FRAGMENTO PROPORCIONADO |

DIOS






 
Hablar de Dios es una tarea inabarcable, pero es que no me gusta nada la historia que nos han contado. Hay ateos en rechazo a esa historia y creo que algunos no se dan cuenta que son ateos solo respecto a una versión de Dios.
Yo quiero aportar mi visión personal de esta cuestión, desde mi perspectiva y mis ideas, y que cada uno se lo tome como mejor le parezca.

No creo en Dios, al menos en el que nos han contado. No creo en un Dios creador que hizo el mundo con todos nosotros dentro. No creo en un Dios al que se le pueda rezar pidiendo salud o trabajo. No creo en un Dios "padre" y "todopoderoso" que pueda conceder o denegar nuestras peticiones. No creo en una Virgen "madre" o en una "Madre Tierra" para otros; me parece suficiente con el padre y la madre biológicos.

TAREAS POR REALIZAR |
(1) Indica si cada afirmación concuerda con el fragmento sobre Dios. Responde sí o no y cita literalmente las palabras del fragmento que lo deciden.
(a) En el fragmento se niega la creencia en un Dios creador.
(b) Según el fragmento, todos los ateos rechazan cualquier versión de Dios.
(c) En el fragmento se consideran suficientes el padre y la madre biológicos.
(2) Reproduce sin cambios todo lo que va en el fragmento sobre Dios desde "Hablar de Dios" hasta "versión de Dios.".

DATOS PARA ANÁLISIS |
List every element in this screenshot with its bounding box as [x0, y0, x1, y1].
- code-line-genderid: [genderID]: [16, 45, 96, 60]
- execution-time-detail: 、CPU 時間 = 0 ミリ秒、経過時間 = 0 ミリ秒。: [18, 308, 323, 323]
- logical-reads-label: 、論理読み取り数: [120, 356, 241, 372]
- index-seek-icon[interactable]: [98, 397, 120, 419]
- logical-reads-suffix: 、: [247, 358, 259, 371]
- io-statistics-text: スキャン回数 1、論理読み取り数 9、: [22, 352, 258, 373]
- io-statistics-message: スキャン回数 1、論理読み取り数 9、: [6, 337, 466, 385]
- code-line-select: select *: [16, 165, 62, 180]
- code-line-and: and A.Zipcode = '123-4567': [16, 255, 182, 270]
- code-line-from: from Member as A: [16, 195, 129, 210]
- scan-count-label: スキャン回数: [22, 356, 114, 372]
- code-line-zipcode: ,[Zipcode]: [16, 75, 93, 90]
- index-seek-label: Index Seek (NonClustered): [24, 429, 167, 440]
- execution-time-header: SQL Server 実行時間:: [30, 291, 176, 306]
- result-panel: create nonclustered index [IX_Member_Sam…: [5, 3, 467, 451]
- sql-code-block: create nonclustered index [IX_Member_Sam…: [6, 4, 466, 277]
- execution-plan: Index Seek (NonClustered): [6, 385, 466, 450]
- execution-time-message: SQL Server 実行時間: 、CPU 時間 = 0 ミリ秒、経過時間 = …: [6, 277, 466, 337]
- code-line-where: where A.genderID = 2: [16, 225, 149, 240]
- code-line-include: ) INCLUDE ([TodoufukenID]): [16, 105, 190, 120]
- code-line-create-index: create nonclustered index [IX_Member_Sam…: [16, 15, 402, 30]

TUS RESPUESTAS ESCRITAS |
(1)
(a) Sí: "No creo en un Dios creador que hizo el mundo con todos nosotros dentro."
(b) No: "algunos no se dan cuenta que son ateos solo respecto a una versión de Dios."
(c) Sí: "me parece suficiente con el padre y la madre biológicos."

(2)
Hablar de Dios es una tarea inabarcable, pero es que no me gusta nada la historia que nos han contado. Hay ateos en rechazo a esa historia y creo que algunos no se dan cuenta que son ateos solo respecto a una versión de Dios.